* _WORK TO COMPLETE_: Write out every entry precisely as given, leaving the pictures out.

* _SUPPLIED RECORDS_:
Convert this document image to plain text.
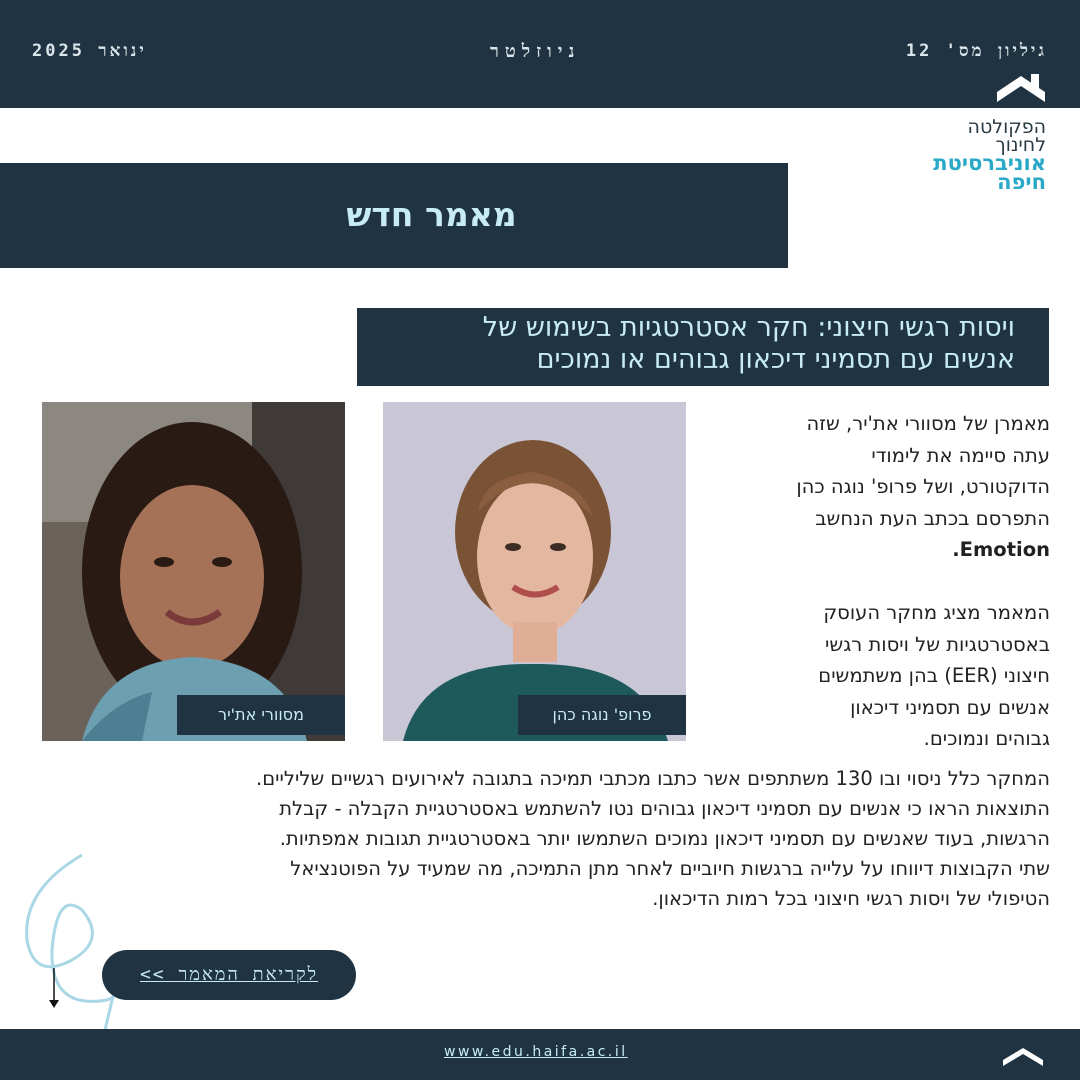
ינואר 2025	ניוזלטר	גיליון מס' 12
הפקולטה
לחינוך
אוניברסיטת
חיפה
מאמר חדש
ויסות רגשי חיצוני: חקר אסטרטגיות בשימוש של
אנשים עם תסמיני דיכאון גבוהים או נמוכים
מסוורי את'יר	פרופ' נוגה כהן

מאמרן של מסוורי את'יר, שזה

עתה סיימה את לימודי

הדוקטורט, ושל פרופ' נוגה כהן

התפרסם בכתב העת הנחשב

Emotion.

המאמר מציג מחקר העוסק

באסטרטגיות של ויסות רגשי

חיצוני (EER) בהן משתמשים

אנשים עם תסמיני דיכאון

גבוהים ונמוכים.

המחקר כלל ניסוי ובו 130 משתתפים אשר כתבו מכתבי תמיכה בתגובה לאירועים רגשיים שליליים.
התוצאות הראו כי אנשים עם תסמיני דיכאון גבוהים נטו להשתמש באסטרטגיית הקבלה - קבלת
הרגשות, בעוד שאנשים עם תסמיני דיכאון נמוכים השתמשו יותר באסטרטגיית תגובות אמפתיות.
שתי הקבוצות דיווחו על עלייה ברגשות חיוביים לאחר מתן התמיכה, מה שמעיד על הפוטנציאל
הטיפולי של ויסות רגשי חיצוני בכל רמות הדיכאון.
לקריאת המאמר >>
www.edu.haifa.ac.il
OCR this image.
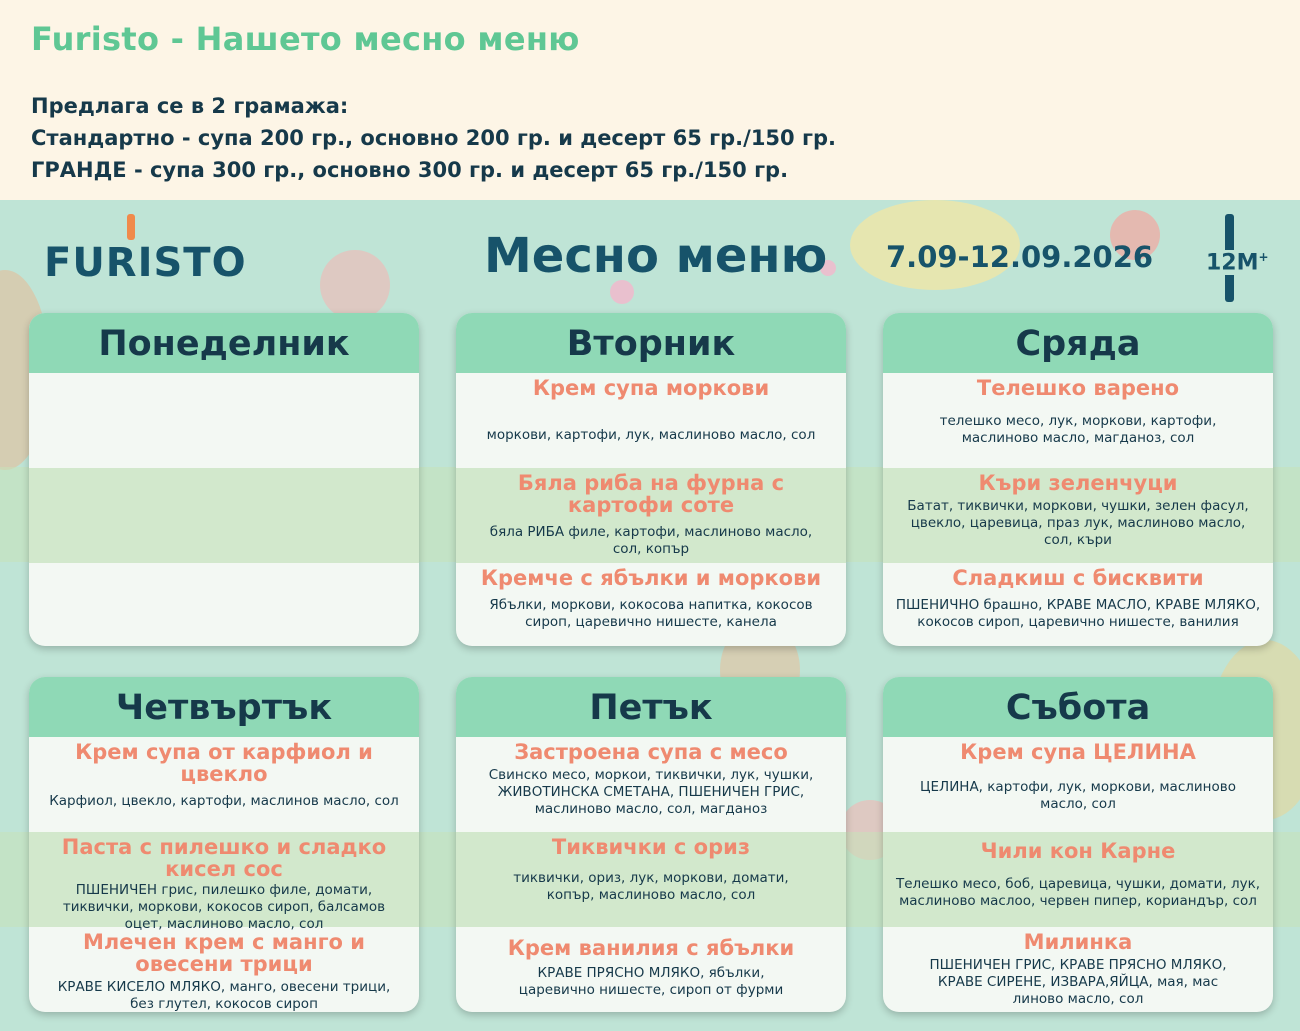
Furisto - Нашето месно меню
Предлага се в 2 грамажа:
Стандартно - супа 200 гр., основно 200 гр. и десерт 65 гр./150 гр.
ГРАНДЕ - супа 300 гр., основно 300 гр. и десерт 65 гр./150 гр.
FURISTO	Месно меню 7.09-12.09.2026 12M+
Понеделник	Вторник
Крем супа моркови
моркови, картофи, лук, маслиново масло, сол
Бяла риба на фурна с картофи соте
бяла РИБА филе, картофи, маслиново масло, сол, копър
Кремче с ябълки и моркови
Ябълки, моркови, кокосова напитка, кокосов сироп, царевично нишесте, канела
Сряда
Телешко варено
телешко месо, лук, моркови, картофи, маслиново масло, магданоз, сол
Къри зеленчуци
Батат, тиквички, моркови, чушки, зелен фасул, цвекло, царевица, праз лук, маслиново масло, сол, къри
Сладкиш с бисквити
ПШЕНИЧНО брашно, КРАВЕ МАСЛО, КРАВЕ МЛЯКО, кокосов сироп, царевично нишесте, ванилия
Четвъртък
Крем супа от карфиол и цвекло
Карфиол, цвекло, картофи, маслинов масло, сол
Паста с пилешко и сладко кисел сос
ПШЕНИЧЕН грис, пилешко филе, домати, тиквички, моркови, кокосов сироп, балсамов оцет, маслиново масло, сол
Млечен крем с манго и овесени трици
КРАВЕ КИСЕЛО МЛЯКО, манго, овесени трици, без глутел, кокосов сироп
Петък
Застроена супа с месо
Свинско месо, моркои, тиквички, лук, чушки, ЖИВОТИНСКА СМЕТАНА, ПШЕНИЧЕН ГРИС, маслиново масло, сол, магданоз
Тиквички с ориз
тиквички, ориз, лук, моркови, домати, копър, маслиново масло, сол
Крем ванилия с ябълки
КРАВЕ ПРЯСНО МЛЯКО, ябълки, царевично нишесте, сироп от фурми
Събота
Крем супа ЦЕЛИНА
ЦЕЛИНА, картофи, лук, моркови, маслиново масло, сол
Чили кон Карне
Телешко месо, боб, царевица, чушки, домати, лук, маслиново маслоо, червен пипер, кориандър, сол
Милинка
ПШЕНИЧЕН ГРИС, КРАВЕ ПРЯСНО МЛЯКО, КРАВЕ СИРЕНЕ, ИЗВАРА,ЯЙЦА, мая, мас линово масло, сол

* _EXERCISE RESPONSE_:
Convert this document image to plain text.
ינואר 2025	ניוזלטר	גיליון מס' 12
הפקולטה
לחינוך
אוניברסיטת
חיפה
מאמר חדש
ויסות רגשי חיצוני: חקר אסטרטגיות בשימוש של
אנשים עם תסמיני דיכאון גבוהים או נמוכים
מסוורי את'יר	פרופ' נוגה כהן

מאמרן של מסוורי את'יר, שזה

עתה סיימה את לימודי

הדוקטורט, ושל פרופ' נוגה כהן

התפרסם בכתב העת הנחשב

Emotion.

המאמר מציג מחקר העוסק

באסטרטגיות של ויסות רגשי

חיצוני (EER) בהן משתמשים

אנשים עם תסמיני דיכאון

גבוהים ונמוכים.

המחקר כלל ניסוי ובו 130 משתתפים אשר כתבו מכתבי תמיכה בתגובה לאירועים רגשיים שליליים.
התוצאות הראו כי אנשים עם תסמיני דיכאון גבוהים נטו להשתמש באסטרטגיית הקבלה - קבלת
הרגשות, בעוד שאנשים עם תסמיני דיכאון נמוכים השתמשו יותר באסטרטגיית תגובות אמפתיות.
שתי הקבוצות דיווחו על עלייה ברגשות חיוביים לאחר מתן התמיכה, מה שמעיד על הפוטנציאל
הטיפולי של ויסות רגשי חיצוני בכל רמות הדיכאון.
לקריאת המאמר >>
www.edu.haifa.ac.il
OCR this image.
Furisto - Нашето месно меню
Предлага се в 2 грамажа:
Стандартно - супа 200 гр., основно 200 гр. и десерт 65 гр./150 гр.
ГРАНДЕ - супа 300 гр., основно 300 гр. и десерт 65 гр./150 гр.
FURISTO	Месно меню 7.09-12.09.2026 12M+
Понеделник	Вторник
Крем супа моркови
моркови, картофи, лук, маслиново масло, сол
Бяла риба на фурна с картофи соте
бяла РИБА филе, картофи, маслиново масло, сол, копър
Кремче с ябълки и моркови
Ябълки, моркови, кокосова напитка, кокосов сироп, царевично нишесте, канела
Сряда
Телешко варено
телешко месо, лук, моркови, картофи, маслиново масло, магданоз, сол
Къри зеленчуци
Батат, тиквички, моркови, чушки, зелен фасул, цвекло, царевица, праз лук, маслиново масло, сол, къри
Сладкиш с бисквити
ПШЕНИЧНО брашно, КРАВЕ МАСЛО, КРАВЕ МЛЯКО, кокосов сироп, царевично нишесте, ванилия
Четвъртък
Крем супа от карфиол и цвекло
Карфиол, цвекло, картофи, маслинов масло, сол
Паста с пилешко и сладко кисел сос
ПШЕНИЧЕН грис, пилешко филе, домати, тиквички, моркови, кокосов сироп, балсамов оцет, маслиново масло, сол
Млечен крем с манго и овесени трици
КРАВЕ КИСЕЛО МЛЯКО, манго, овесени трици, без глутел, кокосов сироп
Петък
Застроена супа с месо
Свинско месо, моркои, тиквички, лук, чушки, ЖИВОТИНСКА СМЕТАНА, ПШЕНИЧЕН ГРИС, маслиново масло, сол, магданоз
Тиквички с ориз
тиквички, ориз, лук, моркови, домати, копър, маслиново масло, сол
Крем ванилия с ябълки
КРАВЕ ПРЯСНО МЛЯКО, ябълки, царевично нишесте, сироп от фурми
Събота
Крем супа ЦЕЛИНА
ЦЕЛИНА, картофи, лук, моркови, маслиново масло, сол
Чили кон Карне
Телешко месо, боб, царевица, чушки, домати, лук, маслиново маслоо, червен пипер, кориандър, сол
Милинка
ПШЕНИЧЕН ГРИС, КРАВЕ ПРЯСНО МЛЯКО, КРАВЕ СИРЕНЕ, ИЗВАРА,ЯЙЦА, мая, мас линово масло, сол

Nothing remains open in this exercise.